(Prompt) Every line in the listing is to be echoed verbatim.

─── Input material

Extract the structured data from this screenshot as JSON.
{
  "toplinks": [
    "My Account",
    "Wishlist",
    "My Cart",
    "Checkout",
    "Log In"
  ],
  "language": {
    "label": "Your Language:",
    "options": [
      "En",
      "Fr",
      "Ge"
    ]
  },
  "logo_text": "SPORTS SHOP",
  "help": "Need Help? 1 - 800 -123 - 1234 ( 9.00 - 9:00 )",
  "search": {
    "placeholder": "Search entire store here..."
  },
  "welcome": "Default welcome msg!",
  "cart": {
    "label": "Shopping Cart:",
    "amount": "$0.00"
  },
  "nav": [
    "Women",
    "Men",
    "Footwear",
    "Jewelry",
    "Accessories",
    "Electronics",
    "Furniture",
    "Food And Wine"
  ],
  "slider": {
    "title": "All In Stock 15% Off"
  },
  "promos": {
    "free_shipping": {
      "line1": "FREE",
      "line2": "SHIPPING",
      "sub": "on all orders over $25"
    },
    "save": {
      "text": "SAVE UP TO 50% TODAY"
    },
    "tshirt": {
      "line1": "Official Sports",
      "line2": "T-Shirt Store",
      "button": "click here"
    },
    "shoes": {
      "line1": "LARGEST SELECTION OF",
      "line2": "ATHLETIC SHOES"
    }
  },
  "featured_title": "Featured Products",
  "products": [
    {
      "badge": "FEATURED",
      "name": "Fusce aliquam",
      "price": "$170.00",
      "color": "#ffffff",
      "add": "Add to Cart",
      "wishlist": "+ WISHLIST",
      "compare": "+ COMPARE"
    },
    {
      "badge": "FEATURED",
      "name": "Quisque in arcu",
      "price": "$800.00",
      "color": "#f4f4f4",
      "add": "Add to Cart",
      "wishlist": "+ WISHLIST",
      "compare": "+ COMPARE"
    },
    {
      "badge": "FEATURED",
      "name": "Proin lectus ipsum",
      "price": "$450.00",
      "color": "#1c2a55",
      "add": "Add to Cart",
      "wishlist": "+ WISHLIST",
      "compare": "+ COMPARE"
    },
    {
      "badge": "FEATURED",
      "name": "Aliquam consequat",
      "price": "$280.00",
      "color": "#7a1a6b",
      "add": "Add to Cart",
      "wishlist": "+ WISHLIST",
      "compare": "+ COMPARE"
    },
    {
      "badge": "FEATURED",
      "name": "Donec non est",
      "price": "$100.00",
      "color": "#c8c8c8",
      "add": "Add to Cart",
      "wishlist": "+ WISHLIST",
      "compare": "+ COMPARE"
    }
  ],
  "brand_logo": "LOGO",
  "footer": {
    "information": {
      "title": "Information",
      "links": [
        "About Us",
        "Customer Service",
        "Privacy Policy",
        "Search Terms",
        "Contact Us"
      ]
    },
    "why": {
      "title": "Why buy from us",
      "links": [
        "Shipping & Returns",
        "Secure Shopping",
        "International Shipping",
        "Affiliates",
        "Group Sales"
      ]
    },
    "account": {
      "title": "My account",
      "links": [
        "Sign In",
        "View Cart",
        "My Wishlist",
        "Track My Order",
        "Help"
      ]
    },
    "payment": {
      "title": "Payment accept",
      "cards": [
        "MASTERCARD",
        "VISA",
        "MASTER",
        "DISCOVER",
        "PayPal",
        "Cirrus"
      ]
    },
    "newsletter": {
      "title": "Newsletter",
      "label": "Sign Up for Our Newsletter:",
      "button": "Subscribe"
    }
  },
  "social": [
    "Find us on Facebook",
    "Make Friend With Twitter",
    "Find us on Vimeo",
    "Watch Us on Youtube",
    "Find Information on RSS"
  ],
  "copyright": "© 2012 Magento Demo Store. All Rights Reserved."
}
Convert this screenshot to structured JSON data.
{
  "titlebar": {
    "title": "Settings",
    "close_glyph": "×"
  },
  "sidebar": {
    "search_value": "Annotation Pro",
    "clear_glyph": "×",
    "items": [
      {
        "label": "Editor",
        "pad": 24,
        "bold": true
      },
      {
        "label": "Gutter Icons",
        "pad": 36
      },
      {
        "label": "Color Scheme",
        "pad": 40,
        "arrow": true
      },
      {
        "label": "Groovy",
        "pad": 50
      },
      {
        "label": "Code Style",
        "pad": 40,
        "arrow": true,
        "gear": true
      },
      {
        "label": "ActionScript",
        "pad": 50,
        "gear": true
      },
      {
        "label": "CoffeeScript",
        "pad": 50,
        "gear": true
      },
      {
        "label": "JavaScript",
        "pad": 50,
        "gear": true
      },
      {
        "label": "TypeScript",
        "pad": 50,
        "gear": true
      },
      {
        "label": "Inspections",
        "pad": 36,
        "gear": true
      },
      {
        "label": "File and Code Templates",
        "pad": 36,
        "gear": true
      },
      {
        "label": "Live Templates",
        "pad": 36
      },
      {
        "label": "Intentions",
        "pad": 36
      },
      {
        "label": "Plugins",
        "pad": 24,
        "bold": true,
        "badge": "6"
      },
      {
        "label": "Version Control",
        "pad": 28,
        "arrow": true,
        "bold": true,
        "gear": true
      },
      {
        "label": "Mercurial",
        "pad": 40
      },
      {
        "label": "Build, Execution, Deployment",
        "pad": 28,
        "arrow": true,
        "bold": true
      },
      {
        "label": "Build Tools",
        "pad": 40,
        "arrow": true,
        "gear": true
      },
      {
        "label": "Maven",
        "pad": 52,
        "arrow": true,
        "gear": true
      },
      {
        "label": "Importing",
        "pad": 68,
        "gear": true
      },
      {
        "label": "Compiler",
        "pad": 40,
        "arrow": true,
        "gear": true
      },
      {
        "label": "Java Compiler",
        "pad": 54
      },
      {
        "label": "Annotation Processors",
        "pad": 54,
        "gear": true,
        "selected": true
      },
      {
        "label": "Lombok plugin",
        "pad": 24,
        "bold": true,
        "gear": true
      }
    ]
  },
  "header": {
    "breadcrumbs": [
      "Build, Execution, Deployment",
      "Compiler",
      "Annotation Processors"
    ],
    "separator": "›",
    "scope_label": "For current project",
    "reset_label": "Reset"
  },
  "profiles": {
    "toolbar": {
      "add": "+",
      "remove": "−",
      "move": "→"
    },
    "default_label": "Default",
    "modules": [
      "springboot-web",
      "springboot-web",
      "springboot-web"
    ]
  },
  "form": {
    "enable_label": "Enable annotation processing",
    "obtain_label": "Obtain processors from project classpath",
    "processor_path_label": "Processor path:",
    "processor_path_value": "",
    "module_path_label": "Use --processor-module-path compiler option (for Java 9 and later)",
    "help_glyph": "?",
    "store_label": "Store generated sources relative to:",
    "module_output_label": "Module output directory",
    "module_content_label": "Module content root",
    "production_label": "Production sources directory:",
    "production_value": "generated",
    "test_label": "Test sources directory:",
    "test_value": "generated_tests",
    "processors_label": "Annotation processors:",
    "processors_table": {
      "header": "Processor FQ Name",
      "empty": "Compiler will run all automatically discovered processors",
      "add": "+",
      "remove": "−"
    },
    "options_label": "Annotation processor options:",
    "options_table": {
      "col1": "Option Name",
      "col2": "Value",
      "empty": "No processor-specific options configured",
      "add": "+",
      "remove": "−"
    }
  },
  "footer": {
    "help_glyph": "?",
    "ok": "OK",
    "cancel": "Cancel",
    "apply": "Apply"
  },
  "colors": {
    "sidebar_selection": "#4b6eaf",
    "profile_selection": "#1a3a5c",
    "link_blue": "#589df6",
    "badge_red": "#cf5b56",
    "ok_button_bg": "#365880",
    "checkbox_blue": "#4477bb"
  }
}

──────

(Final answer)
Extract the structured data from this screenshot as JSON.
{
  "toplinks": [
    "My Account",
    "Wishlist",
    "My Cart",
    "Checkout",
    "Log In"
  ],
  "language": {
    "label": "Your Language:",
    "options": [
      "En",
      "Fr",
      "Ge"
    ]
  },
  "logo_text": "SPORTS SHOP",
  "help": "Need Help? 1 - 800 -123 - 1234 ( 9.00 - 9:00 )",
  "search": {
    "placeholder": "Search entire store here..."
  },
  "welcome": "Default welcome msg!",
  "cart": {
    "label": "Shopping Cart:",
    "amount": "$0.00"
  },
  "nav": [
    "Women",
    "Men",
    "Footwear",
    "Jewelry",
    "Accessories",
    "Electronics",
    "Furniture",
    "Food And Wine"
  ],
  "slider": {
    "title": "All In Stock 15% Off"
  },
  "promos": {
    "free_shipping": {
      "line1": "FREE",
      "line2": "SHIPPING",
      "sub": "on all orders over $25"
    },
    "save": {
      "text": "SAVE UP TO 50% TODAY"
    },
    "tshirt": {
      "line1": "Official Sports",
      "line2": "T-Shirt Store",
      "button": "click here"
    },
    "shoes": {
      "line1": "LARGEST SELECTION OF",
      "line2": "ATHLETIC SHOES"
    }
  },
  "featured_title": "Featured Products",
  "products": [
    {
      "badge": "FEATURED",
      "name": "Fusce aliquam",
      "price": "$170.00",
      "color": "#ffffff",
      "add": "Add to Cart",
      "wishlist": "+ WISHLIST",
      "compare": "+ COMPARE"
    },
    {
      "badge": "FEATURED",
      "name": "Quisque in arcu",
      "price": "$800.00",
      "color": "#f4f4f4",
      "add": "Add to Cart",
      "wishlist": "+ WISHLIST",
      "compare": "+ COMPARE"
    },
    {
      "badge": "FEATURED",
      "name": "Proin lectus ipsum",
      "price": "$450.00",
      "color": "#1c2a55",
      "add": "Add to Cart",
      "wishlist": "+ WISHLIST",
      "compare": "+ COMPARE"
    },
    {
      "badge": "FEATURED",
      "name": "Aliquam consequat",
      "price": "$280.00",
      "color": "#7a1a6b",
      "add": "Add to Cart",
      "wishlist": "+ WISHLIST",
      "compare": "+ COMPARE"
    },
    {
      "badge": "FEATURED",
      "name": "Donec non est",
      "price": "$100.00",
      "color": "#c8c8c8",
      "add": "Add to Cart",
      "wishlist": "+ WISHLIST",
      "compare": "+ COMPARE"
    }
  ],
  "brand_logo": "LOGO",
  "footer": {
    "information": {
      "title": "Information",
      "links": [
        "About Us",
        "Customer Service",
        "Privacy Policy",
        "Search Terms",
        "Contact Us"
      ]
    },
    "why": {
      "title": "Why buy from us",
      "links": [
        "Shipping & Returns",
        "Secure Shopping",
        "International Shipping",
        "Affiliates",
        "Group Sales"
      ]
    },
    "account": {
      "title": "My account",
      "links": [
        "Sign In",
        "View Cart",
        "My Wishlist",
        "Track My Order",
        "Help"
      ]
    },
    "payment": {
      "title": "Payment accept",
      "cards": [
        "MASTERCARD",
        "VISA",
        "MASTER",
        "DISCOVER",
        "PayPal",
        "Cirrus"
      ]
    },
    "newsletter": {
      "title": "Newsletter",
      "label": "Sign Up for Our Newsletter:",
      "button": "Subscribe"
    }
  },
  "social": [
    "Find us on Facebook",
    "Make Friend With Twitter",
    "Find us on Vimeo",
    "Watch Us on Youtube",
    "Find Information on RSS"
  ],
  "copyright": "© 2012 Magento Demo Store. All Rights Reserved."
}
Convert this screenshot to structured JSON data.
{
  "titlebar": {
    "title": "Settings",
    "close_glyph": "×"
  },
  "sidebar": {
    "search_value": "Annotation Pro",
    "clear_glyph": "×",
    "items": [
      {
        "label": "Editor",
        "pad": 24,
        "bold": true
      },
      {
        "label": "Gutter Icons",
        "pad": 36
      },
      {
        "label": "Color Scheme",
        "pad": 40,
        "arrow": true
      },
      {
        "label": "Groovy",
        "pad": 50
      },
      {
        "label": "Code Style",
        "pad": 40,
        "arrow": true,
        "gear": true
      },
      {
        "label": "ActionScript",
        "pad": 50,
        "gear": true
      },
      {
        "label": "CoffeeScript",
        "pad": 50,
        "gear": true
      },
      {
        "label": "JavaScript",
        "pad": 50,
        "gear": true
      },
      {
        "label": "TypeScript",
        "pad": 50,
        "gear": true
      },
      {
        "label": "Inspections",
        "pad": 36,
        "gear": true
      },
      {
        "label": "File and Code Templates",
        "pad": 36,
        "gear": true
      },
      {
        "label": "Live Templates",
        "pad": 36
      },
      {
        "label": "Intentions",
        "pad": 36
      },
      {
        "label": "Plugins",
        "pad": 24,
        "bold": true,
        "badge": "6"
      },
      {
        "label": "Version Control",
        "pad": 28,
        "arrow": true,
        "bold": true,
        "gear": true
      },
      {
        "label": "Mercurial",
        "pad": 40
      },
      {
        "label": "Build, Execution, Deployment",
        "pad": 28,
        "arrow": true,
        "bold": true
      },
      {
        "label": "Build Tools",
        "pad": 40,
        "arrow": true,
        "gear": true
      },
      {
        "label": "Maven",
        "pad": 52,
        "arrow": true,
        "gear": true
      },
      {
        "label": "Importing",
        "pad": 68,
        "gear": true
      },
      {
        "label": "Compiler",
        "pad": 40,
        "arrow": true,
        "gear": true
      },
      {
        "label": "Java Compiler",
        "pad": 54
      },
      {
        "label": "Annotation Processors",
        "pad": 54,
        "gear": true,
        "selected": true
      },
      {
        "label": "Lombok plugin",
        "pad": 24,
        "bold": true,
        "gear": true
      }
    ]
  },
  "header": {
    "breadcrumbs": [
      "Build, Execution, Deployment",
      "Compiler",
      "Annotation Processors"
    ],
    "separator": "›",
    "scope_label": "For current project",
    "reset_label": "Reset"
  },
  "profiles": {
    "toolbar": {
      "add": "+",
      "remove": "−",
      "move": "→"
    },
    "default_label": "Default",
    "modules": [
      "springboot-web",
      "springboot-web",
      "springboot-web"
    ]
  },
  "form": {
    "enable_label": "Enable annotation processing",
    "obtain_label": "Obtain processors from project classpath",
    "processor_path_label": "Processor path:",
    "processor_path_value": "",
    "module_path_label": "Use --processor-module-path compiler option (for Java 9 and later)",
    "help_glyph": "?",
    "store_label": "Store generated sources relative to:",
    "module_output_label": "Module output directory",
    "module_content_label": "Module content root",
    "production_label": "Production sources directory:",
    "production_value": "generated",
    "test_label": "Test sources directory:",
    "test_value": "generated_tests",
    "processors_label": "Annotation processors:",
    "processors_table": {
      "header": "Processor FQ Name",
      "empty": "Compiler will run all automatically discovered processors",
      "add": "+",
      "remove": "−"
    },
    "options_label": "Annotation processor options:",
    "options_table": {
      "col1": "Option Name",
      "col2": "Value",
      "empty": "No processor-specific options configured",
      "add": "+",
      "remove": "−"
    }
  },
  "footer": {
    "help_glyph": "?",
    "ok": "OK",
    "cancel": "Cancel",
    "apply": "Apply"
  },
  "colors": {
    "sidebar_selection": "#4b6eaf",
    "profile_selection": "#1a3a5c",
    "link_blue": "#589df6",
    "badge_red": "#cf5b56",
    "ok_button_bg": "#365880",
    "checkbox_blue": "#4477bb"
  }
}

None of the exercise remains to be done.